Problem description: Give the listing again in full, exactly as written.

Listed records:
╭──

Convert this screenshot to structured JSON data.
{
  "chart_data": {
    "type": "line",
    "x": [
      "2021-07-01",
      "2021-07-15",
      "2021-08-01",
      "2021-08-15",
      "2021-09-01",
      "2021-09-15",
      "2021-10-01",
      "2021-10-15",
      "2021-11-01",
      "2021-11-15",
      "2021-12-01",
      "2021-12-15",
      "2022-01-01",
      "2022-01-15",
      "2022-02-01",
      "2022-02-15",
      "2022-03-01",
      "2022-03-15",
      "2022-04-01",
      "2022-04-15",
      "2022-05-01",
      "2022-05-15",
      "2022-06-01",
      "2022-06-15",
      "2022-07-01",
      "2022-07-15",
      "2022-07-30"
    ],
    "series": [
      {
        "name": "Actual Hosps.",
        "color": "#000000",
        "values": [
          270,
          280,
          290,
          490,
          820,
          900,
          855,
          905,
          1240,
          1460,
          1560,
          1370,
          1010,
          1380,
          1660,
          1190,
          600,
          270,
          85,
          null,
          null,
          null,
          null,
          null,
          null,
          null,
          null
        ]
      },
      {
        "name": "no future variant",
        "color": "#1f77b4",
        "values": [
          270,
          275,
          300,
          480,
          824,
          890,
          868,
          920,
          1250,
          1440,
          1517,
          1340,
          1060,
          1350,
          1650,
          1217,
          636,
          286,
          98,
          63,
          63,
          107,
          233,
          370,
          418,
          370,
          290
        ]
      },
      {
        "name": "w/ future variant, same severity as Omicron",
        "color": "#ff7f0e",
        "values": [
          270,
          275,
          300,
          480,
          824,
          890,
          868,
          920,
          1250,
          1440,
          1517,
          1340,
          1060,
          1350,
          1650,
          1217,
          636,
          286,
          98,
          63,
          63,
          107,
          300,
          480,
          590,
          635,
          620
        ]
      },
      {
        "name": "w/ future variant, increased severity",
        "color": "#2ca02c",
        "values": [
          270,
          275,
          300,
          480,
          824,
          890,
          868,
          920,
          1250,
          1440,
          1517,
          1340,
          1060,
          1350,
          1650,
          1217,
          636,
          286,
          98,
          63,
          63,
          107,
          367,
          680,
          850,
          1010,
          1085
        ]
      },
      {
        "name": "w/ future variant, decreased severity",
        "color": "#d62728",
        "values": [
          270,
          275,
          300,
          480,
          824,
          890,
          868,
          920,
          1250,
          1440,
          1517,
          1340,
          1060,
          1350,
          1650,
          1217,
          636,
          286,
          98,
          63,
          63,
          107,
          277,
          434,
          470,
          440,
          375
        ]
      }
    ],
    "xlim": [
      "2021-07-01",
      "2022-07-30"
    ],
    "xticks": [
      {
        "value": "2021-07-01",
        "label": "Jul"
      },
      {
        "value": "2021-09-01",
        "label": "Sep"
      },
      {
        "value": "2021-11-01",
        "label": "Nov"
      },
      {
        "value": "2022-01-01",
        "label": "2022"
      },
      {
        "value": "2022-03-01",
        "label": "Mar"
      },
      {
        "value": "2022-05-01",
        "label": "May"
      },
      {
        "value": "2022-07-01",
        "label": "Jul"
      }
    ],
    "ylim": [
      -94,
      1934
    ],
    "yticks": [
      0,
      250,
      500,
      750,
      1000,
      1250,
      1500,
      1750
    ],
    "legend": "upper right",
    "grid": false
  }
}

╰──

Task answer:
Convert this screenshot to structured JSON data.
{
  "chart_data": {
    "type": "line",
    "x": [
      "2021-07-01",
      "2021-07-15",
      "2021-08-01",
      "2021-08-15",
      "2021-09-01",
      "2021-09-15",
      "2021-10-01",
      "2021-10-15",
      "2021-11-01",
      "2021-11-15",
      "2021-12-01",
      "2021-12-15",
      "2022-01-01",
      "2022-01-15",
      "2022-02-01",
      "2022-02-15",
      "2022-03-01",
      "2022-03-15",
      "2022-04-01",
      "2022-04-15",
      "2022-05-01",
      "2022-05-15",
      "2022-06-01",
      "2022-06-15",
      "2022-07-01",
      "2022-07-15",
      "2022-07-30"
    ],
    "series": [
      {
        "name": "Actual Hosps.",
        "color": "#000000",
        "values": [
          270,
          280,
          290,
          490,
          820,
          900,
          855,
          905,
          1240,
          1460,
          1560,
          1370,
          1010,
          1380,
          1660,
          1190,
          600,
          270,
          85,
          null,
          null,
          null,
          null,
          null,
          null,
          null,
          null
        ]
      },
      {
        "name": "no future variant",
        "color": "#1f77b4",
        "values": [
          270,
          275,
          300,
          480,
          824,
          890,
          868,
          920,
          1250,
          1440,
          1517,
          1340,
          1060,
          1350,
          1650,
          1217,
          636,
          286,
          98,
          63,
          63,
          107,
          233,
          370,
          418,
          370,
          290
        ]
      },
      {
        "name": "w/ future variant, same severity as Omicron",
        "color": "#ff7f0e",
        "values": [
          270,
          275,
          300,
          480,
          824,
          890,
          868,
          920,
          1250,
          1440,
          1517,
          1340,
          1060,
          1350,
          1650,
          1217,
          636,
          286,
          98,
          63,
          63,
          107,
          300,
          480,
          590,
          635,
          620
        ]
      },
      {
        "name": "w/ future variant, increased severity",
        "color": "#2ca02c",
        "values": [
          270,
          275,
          300,
          480,
          824,
          890,
          868,
          920,
          1250,
          1440,
          1517,
          1340,
          1060,
          1350,
          1650,
          1217,
          636,
          286,
          98,
          63,
          63,
          107,
          367,
          680,
          850,
          1010,
          1085
        ]
      },
      {
        "name": "w/ future variant, decreased severity",
        "color": "#d62728",
        "values": [
          270,
          275,
          300,
          480,
          824,
          890,
          868,
          920,
          1250,
          1440,
          1517,
          1340,
          1060,
          1350,
          1650,
          1217,
          636,
          286,
          98,
          63,
          63,
          107,
          277,
          434,
          470,
          440,
          375
        ]
      }
    ],
    "xlim": [
      "2021-07-01",
      "2022-07-30"
    ],
    "xticks": [
      {
        "value": "2021-07-01",
        "label": "Jul"
      },
      {
        "value": "2021-09-01",
        "label": "Sep"
      },
      {
        "value": "2021-11-01",
        "label": "Nov"
      },
      {
        "value": "2022-01-01",
        "label": "2022"
      },
      {
        "value": "2022-03-01",
        "label": "Mar"
      },
      {
        "value": "2022-05-01",
        "label": "May"
      },
      {
        "value": "2022-07-01",
        "label": "Jul"
      }
    ],
    "ylim": [
      -94,
      1934
    ],
    "yticks": [
      0,
      250,
      500,
      750,
      1000,
      1250,
      1500,
      1750
    ],
    "legend": "upper right",
    "grid": false
  }
}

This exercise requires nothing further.